- Challenge: Give the data below again, word for word.

- Items:

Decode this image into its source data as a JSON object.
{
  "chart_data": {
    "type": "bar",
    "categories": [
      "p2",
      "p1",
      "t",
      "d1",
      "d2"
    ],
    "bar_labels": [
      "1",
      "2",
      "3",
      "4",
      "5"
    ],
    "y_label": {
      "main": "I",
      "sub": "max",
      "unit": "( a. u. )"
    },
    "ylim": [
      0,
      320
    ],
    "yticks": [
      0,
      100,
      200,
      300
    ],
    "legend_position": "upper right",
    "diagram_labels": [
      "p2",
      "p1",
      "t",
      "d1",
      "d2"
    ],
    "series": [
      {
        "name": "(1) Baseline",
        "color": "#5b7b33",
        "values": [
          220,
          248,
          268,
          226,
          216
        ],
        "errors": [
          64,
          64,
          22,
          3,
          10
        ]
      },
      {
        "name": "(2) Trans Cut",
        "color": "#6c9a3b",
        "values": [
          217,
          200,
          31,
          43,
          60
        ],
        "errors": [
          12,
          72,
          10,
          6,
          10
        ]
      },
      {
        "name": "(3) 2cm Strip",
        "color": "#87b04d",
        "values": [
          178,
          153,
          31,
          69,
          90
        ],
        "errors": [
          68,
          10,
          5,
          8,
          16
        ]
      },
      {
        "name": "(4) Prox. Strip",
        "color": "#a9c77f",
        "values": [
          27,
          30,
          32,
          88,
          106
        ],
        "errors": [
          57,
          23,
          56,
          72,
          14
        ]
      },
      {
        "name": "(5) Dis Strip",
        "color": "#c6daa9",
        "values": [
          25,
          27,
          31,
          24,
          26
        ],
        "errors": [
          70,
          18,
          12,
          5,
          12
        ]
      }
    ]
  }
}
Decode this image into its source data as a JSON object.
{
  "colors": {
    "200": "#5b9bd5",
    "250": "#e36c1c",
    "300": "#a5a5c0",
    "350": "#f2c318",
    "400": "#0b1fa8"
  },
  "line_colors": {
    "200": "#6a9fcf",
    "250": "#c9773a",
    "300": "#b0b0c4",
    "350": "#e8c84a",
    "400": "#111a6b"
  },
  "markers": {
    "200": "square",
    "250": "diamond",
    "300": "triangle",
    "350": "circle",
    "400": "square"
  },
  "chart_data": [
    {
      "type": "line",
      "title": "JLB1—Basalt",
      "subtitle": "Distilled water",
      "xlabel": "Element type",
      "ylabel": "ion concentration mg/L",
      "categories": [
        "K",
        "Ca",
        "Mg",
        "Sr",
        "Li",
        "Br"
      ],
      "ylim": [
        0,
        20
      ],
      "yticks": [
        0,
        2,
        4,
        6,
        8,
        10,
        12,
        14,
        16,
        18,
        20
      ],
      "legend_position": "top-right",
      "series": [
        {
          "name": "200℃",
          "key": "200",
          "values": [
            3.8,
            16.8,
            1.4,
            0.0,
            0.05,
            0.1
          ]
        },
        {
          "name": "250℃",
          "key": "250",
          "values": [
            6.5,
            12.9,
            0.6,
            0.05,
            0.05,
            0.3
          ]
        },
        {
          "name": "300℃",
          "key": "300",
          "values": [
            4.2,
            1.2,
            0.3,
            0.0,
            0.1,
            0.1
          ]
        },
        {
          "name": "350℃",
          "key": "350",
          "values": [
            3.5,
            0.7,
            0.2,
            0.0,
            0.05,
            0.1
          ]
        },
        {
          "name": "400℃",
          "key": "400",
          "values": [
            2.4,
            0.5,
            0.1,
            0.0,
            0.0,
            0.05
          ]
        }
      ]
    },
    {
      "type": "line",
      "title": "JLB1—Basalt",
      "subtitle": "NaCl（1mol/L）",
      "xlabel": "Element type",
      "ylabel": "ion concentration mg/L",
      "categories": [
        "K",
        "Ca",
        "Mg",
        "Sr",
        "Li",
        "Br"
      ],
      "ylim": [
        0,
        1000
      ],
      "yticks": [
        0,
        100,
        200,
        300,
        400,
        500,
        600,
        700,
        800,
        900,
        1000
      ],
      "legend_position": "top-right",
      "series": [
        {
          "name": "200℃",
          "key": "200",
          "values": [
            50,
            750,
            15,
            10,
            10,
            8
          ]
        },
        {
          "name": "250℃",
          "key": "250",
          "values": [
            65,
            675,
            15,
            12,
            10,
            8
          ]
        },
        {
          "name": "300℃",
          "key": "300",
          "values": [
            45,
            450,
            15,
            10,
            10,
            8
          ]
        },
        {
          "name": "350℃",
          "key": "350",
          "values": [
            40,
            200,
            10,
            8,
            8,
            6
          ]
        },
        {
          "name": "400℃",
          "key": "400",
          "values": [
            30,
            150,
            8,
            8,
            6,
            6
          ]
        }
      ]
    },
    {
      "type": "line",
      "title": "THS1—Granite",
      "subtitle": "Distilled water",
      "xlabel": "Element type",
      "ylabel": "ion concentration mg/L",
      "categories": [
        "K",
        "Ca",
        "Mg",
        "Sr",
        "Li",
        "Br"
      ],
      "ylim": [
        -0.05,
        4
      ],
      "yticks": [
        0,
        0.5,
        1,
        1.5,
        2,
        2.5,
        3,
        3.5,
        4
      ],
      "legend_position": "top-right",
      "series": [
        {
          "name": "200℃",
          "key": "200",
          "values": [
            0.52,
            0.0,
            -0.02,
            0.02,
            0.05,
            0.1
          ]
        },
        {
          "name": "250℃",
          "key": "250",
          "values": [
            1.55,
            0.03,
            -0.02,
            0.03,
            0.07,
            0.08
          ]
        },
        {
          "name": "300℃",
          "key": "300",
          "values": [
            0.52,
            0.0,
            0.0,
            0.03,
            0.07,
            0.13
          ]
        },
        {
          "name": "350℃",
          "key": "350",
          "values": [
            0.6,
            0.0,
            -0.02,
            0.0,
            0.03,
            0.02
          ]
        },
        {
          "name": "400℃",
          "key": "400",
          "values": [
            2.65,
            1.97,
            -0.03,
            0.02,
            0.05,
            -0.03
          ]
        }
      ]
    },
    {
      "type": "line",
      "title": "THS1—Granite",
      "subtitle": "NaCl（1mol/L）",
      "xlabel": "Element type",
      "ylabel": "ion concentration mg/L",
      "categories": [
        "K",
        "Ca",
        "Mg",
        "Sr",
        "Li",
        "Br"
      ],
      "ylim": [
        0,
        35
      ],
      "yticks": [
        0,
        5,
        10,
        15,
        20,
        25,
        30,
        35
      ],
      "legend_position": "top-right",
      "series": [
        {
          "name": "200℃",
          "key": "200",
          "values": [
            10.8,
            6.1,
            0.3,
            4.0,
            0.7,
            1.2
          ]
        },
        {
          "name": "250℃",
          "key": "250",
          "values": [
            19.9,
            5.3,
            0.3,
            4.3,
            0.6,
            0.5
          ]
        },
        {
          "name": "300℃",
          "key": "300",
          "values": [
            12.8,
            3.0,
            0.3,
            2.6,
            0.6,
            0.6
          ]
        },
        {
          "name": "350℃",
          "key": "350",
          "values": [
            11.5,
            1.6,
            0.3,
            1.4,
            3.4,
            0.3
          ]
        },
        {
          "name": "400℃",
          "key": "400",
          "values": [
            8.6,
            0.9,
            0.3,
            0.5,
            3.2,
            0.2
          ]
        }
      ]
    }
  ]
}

- Answer to this task:
Decode this image into its source data as a JSON object.
{
  "chart_data": {
    "type": "bar",
    "categories": [
      "p2",
      "p1",
      "t",
      "d1",
      "d2"
    ],
    "bar_labels": [
      "1",
      "2",
      "3",
      "4",
      "5"
    ],
    "y_label": {
      "main": "I",
      "sub": "max",
      "unit": "( a. u. )"
    },
    "ylim": [
      0,
      320
    ],
    "yticks": [
      0,
      100,
      200,
      300
    ],
    "legend_position": "upper right",
    "diagram_labels": [
      "p2",
      "p1",
      "t",
      "d1",
      "d2"
    ],
    "series": [
      {
        "name": "(1) Baseline",
        "color": "#5b7b33",
        "values": [
          220,
          248,
          268,
          226,
          216
        ],
        "errors": [
          64,
          64,
          22,
          3,
          10
        ]
      },
      {
        "name": "(2) Trans Cut",
        "color": "#6c9a3b",
        "values": [
          217,
          200,
          31,
          43,
          60
        ],
        "errors": [
          12,
          72,
          10,
          6,
          10
        ]
      },
      {
        "name": "(3) 2cm Strip",
        "color": "#87b04d",
        "values": [
          178,
          153,
          31,
          69,
          90
        ],
        "errors": [
          68,
          10,
          5,
          8,
          16
        ]
      },
      {
        "name": "(4) Prox. Strip",
        "color": "#a9c77f",
        "values": [
          27,
          30,
          32,
          88,
          106
        ],
        "errors": [
          57,
          23,
          56,
          72,
          14
        ]
      },
      {
        "name": "(5) Dis Strip",
        "color": "#c6daa9",
        "values": [
          25,
          27,
          31,
          24,
          26
        ],
        "errors": [
          70,
          18,
          12,
          5,
          12
        ]
      }
    ]
  }
}
Decode this image into its source data as a JSON object.
{
  "colors": {
    "200": "#5b9bd5",
    "250": "#e36c1c",
    "300": "#a5a5c0",
    "350": "#f2c318",
    "400": "#0b1fa8"
  },
  "line_colors": {
    "200": "#6a9fcf",
    "250": "#c9773a",
    "300": "#b0b0c4",
    "350": "#e8c84a",
    "400": "#111a6b"
  },
  "markers": {
    "200": "square",
    "250": "diamond",
    "300": "triangle",
    "350": "circle",
    "400": "square"
  },
  "chart_data": [
    {
      "type": "line",
      "title": "JLB1—Basalt",
      "subtitle": "Distilled water",
      "xlabel": "Element type",
      "ylabel": "ion concentration mg/L",
      "categories": [
        "K",
        "Ca",
        "Mg",
        "Sr",
        "Li",
        "Br"
      ],
      "ylim": [
        0,
        20
      ],
      "yticks": [
        0,
        2,
        4,
        6,
        8,
        10,
        12,
        14,
        16,
        18,
        20
      ],
      "legend_position": "top-right",
      "series": [
        {
          "name": "200℃",
          "key": "200",
          "values": [
            3.8,
            16.8,
            1.4,
            0.0,
            0.05,
            0.1
          ]
        },
        {
          "name": "250℃",
          "key": "250",
          "values": [
            6.5,
            12.9,
            0.6,
            0.05,
            0.05,
            0.3
          ]
        },
        {
          "name": "300℃",
          "key": "300",
          "values": [
            4.2,
            1.2,
            0.3,
            0.0,
            0.1,
            0.1
          ]
        },
        {
          "name": "350℃",
          "key": "350",
          "values": [
            3.5,
            0.7,
            0.2,
            0.0,
            0.05,
            0.1
          ]
        },
        {
          "name": "400℃",
          "key": "400",
          "values": [
            2.4,
            0.5,
            0.1,
            0.0,
            0.0,
            0.05
          ]
        }
      ]
    },
    {
      "type": "line",
      "title": "JLB1—Basalt",
      "subtitle": "NaCl（1mol/L）",
      "xlabel": "Element type",
      "ylabel": "ion concentration mg/L",
      "categories": [
        "K",
        "Ca",
        "Mg",
        "Sr",
        "Li",
        "Br"
      ],
      "ylim": [
        0,
        1000
      ],
      "yticks": [
        0,
        100,
        200,
        300,
        400,
        500,
        600,
        700,
        800,
        900,
        1000
      ],
      "legend_position": "top-right",
      "series": [
        {
          "name": "200℃",
          "key": "200",
          "values": [
            50,
            750,
            15,
            10,
            10,
            8
          ]
        },
        {
          "name": "250℃",
          "key": "250",
          "values": [
            65,
            675,
            15,
            12,
            10,
            8
          ]
        },
        {
          "name": "300℃",
          "key": "300",
          "values": [
            45,
            450,
            15,
            10,
            10,
            8
          ]
        },
        {
          "name": "350℃",
          "key": "350",
          "values": [
            40,
            200,
            10,
            8,
            8,
            6
          ]
        },
        {
          "name": "400℃",
          "key": "400",
          "values": [
            30,
            150,
            8,
            8,
            6,
            6
          ]
        }
      ]
    },
    {
      "type": "line",
      "title": "THS1—Granite",
      "subtitle": "Distilled water",
      "xlabel": "Element type",
      "ylabel": "ion concentration mg/L",
      "categories": [
        "K",
        "Ca",
        "Mg",
        "Sr",
        "Li",
        "Br"
      ],
      "ylim": [
        -0.05,
        4
      ],
      "yticks": [
        0,
        0.5,
        1,
        1.5,
        2,
        2.5,
        3,
        3.5,
        4
      ],
      "legend_position": "top-right",
      "series": [
        {
          "name": "200℃",
          "key": "200",
          "values": [
            0.52,
            0.0,
            -0.02,
            0.02,
            0.05,
            0.1
          ]
        },
        {
          "name": "250℃",
          "key": "250",
          "values": [
            1.55,
            0.03,
            -0.02,
            0.03,
            0.07,
            0.08
          ]
        },
        {
          "name": "300℃",
          "key": "300",
          "values": [
            0.52,
            0.0,
            0.0,
            0.03,
            0.07,
            0.13
          ]
        },
        {
          "name": "350℃",
          "key": "350",
          "values": [
            0.6,
            0.0,
            -0.02,
            0.0,
            0.03,
            0.02
          ]
        },
        {
          "name": "400℃",
          "key": "400",
          "values": [
            2.65,
            1.97,
            -0.03,
            0.02,
            0.05,
            -0.03
          ]
        }
      ]
    },
    {
      "type": "line",
      "title": "THS1—Granite",
      "subtitle": "NaCl（1mol/L）",
      "xlabel": "Element type",
      "ylabel": "ion concentration mg/L",
      "categories": [
        "K",
        "Ca",
        "Mg",
        "Sr",
        "Li",
        "Br"
      ],
      "ylim": [
        0,
        35
      ],
      "yticks": [
        0,
        5,
        10,
        15,
        20,
        25,
        30,
        35
      ],
      "legend_position": "top-right",
      "series": [
        {
          "name": "200℃",
          "key": "200",
          "values": [
            10.8,
            6.1,
            0.3,
            4.0,
            0.7,
            1.2
          ]
        },
        {
          "name": "250℃",
          "key": "250",
          "values": [
            19.9,
            5.3,
            0.3,
            4.3,
            0.6,
            0.5
          ]
        },
        {
          "name": "300℃",
          "key": "300",
          "values": [
            12.8,
            3.0,
            0.3,
            2.6,
            0.6,
            0.6
          ]
        },
        {
          "name": "350℃",
          "key": "350",
          "values": [
            11.5,
            1.6,
            0.3,
            1.4,
            3.4,
            0.3
          ]
        },
        {
          "name": "400℃",
          "key": "400",
          "values": [
            8.6,
            0.9,
            0.3,
            0.5,
            3.2,
            0.2
          ]
        }
      ]
    }
  ]
}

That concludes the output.